Problem details
Restate every entry word for word.

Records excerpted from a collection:
= = = = = = =

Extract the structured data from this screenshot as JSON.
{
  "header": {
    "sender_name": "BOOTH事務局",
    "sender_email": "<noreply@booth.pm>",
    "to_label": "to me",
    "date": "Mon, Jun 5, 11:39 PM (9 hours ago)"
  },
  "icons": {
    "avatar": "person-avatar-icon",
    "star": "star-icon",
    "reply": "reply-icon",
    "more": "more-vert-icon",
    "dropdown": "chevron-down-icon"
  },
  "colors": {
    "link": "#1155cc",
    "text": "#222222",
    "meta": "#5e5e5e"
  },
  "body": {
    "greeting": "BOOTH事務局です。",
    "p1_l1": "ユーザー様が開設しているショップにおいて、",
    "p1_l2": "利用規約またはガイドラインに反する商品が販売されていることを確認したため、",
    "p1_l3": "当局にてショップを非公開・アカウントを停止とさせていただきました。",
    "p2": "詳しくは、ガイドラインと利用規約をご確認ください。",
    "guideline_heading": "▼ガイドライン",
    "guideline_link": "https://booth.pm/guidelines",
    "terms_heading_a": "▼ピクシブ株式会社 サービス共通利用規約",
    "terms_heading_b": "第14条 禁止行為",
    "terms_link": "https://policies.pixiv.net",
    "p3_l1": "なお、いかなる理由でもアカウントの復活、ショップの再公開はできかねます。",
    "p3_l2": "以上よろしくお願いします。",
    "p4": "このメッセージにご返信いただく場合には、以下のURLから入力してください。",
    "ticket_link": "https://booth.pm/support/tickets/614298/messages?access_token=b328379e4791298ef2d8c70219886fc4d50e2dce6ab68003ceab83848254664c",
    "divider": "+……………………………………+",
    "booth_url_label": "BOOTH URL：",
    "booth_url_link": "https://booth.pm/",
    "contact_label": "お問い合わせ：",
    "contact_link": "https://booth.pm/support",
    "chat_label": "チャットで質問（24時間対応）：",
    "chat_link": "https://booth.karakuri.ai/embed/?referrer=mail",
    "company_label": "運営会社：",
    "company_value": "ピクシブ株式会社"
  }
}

= = = = = = =

Exercise solution
Extract the structured data from this screenshot as JSON.
{
  "header": {
    "sender_name": "BOOTH事務局",
    "sender_email": "<noreply@booth.pm>",
    "to_label": "to me",
    "date": "Mon, Jun 5, 11:39 PM (9 hours ago)"
  },
  "icons": {
    "avatar": "person-avatar-icon",
    "star": "star-icon",
    "reply": "reply-icon",
    "more": "more-vert-icon",
    "dropdown": "chevron-down-icon"
  },
  "colors": {
    "link": "#1155cc",
    "text": "#222222",
    "meta": "#5e5e5e"
  },
  "body": {
    "greeting": "BOOTH事務局です。",
    "p1_l1": "ユーザー様が開設しているショップにおいて、",
    "p1_l2": "利用規約またはガイドラインに反する商品が販売されていることを確認したため、",
    "p1_l3": "当局にてショップを非公開・アカウントを停止とさせていただきました。",
    "p2": "詳しくは、ガイドラインと利用規約をご確認ください。",
    "guideline_heading": "▼ガイドライン",
    "guideline_link": "https://booth.pm/guidelines",
    "terms_heading_a": "▼ピクシブ株式会社 サービス共通利用規約",
    "terms_heading_b": "第14条 禁止行為",
    "terms_link": "https://policies.pixiv.net",
    "p3_l1": "なお、いかなる理由でもアカウントの復活、ショップの再公開はできかねます。",
    "p3_l2": "以上よろしくお願いします。",
    "p4": "このメッセージにご返信いただく場合には、以下のURLから入力してください。",
    "ticket_link": "https://booth.pm/support/tickets/614298/messages?access_token=b328379e4791298ef2d8c70219886fc4d50e2dce6ab68003ceab83848254664c",
    "divider": "+……………………………………+",
    "booth_url_label": "BOOTH URL：",
    "booth_url_link": "https://booth.pm/",
    "contact_label": "お問い合わせ：",
    "contact_link": "https://booth.pm/support",
    "chat_label": "チャットで質問（24時間対応）：",
    "chat_link": "https://booth.karakuri.ai/embed/?referrer=mail",
    "company_label": "運営会社：",
    "company_value": "ピクシブ株式会社"
  }
}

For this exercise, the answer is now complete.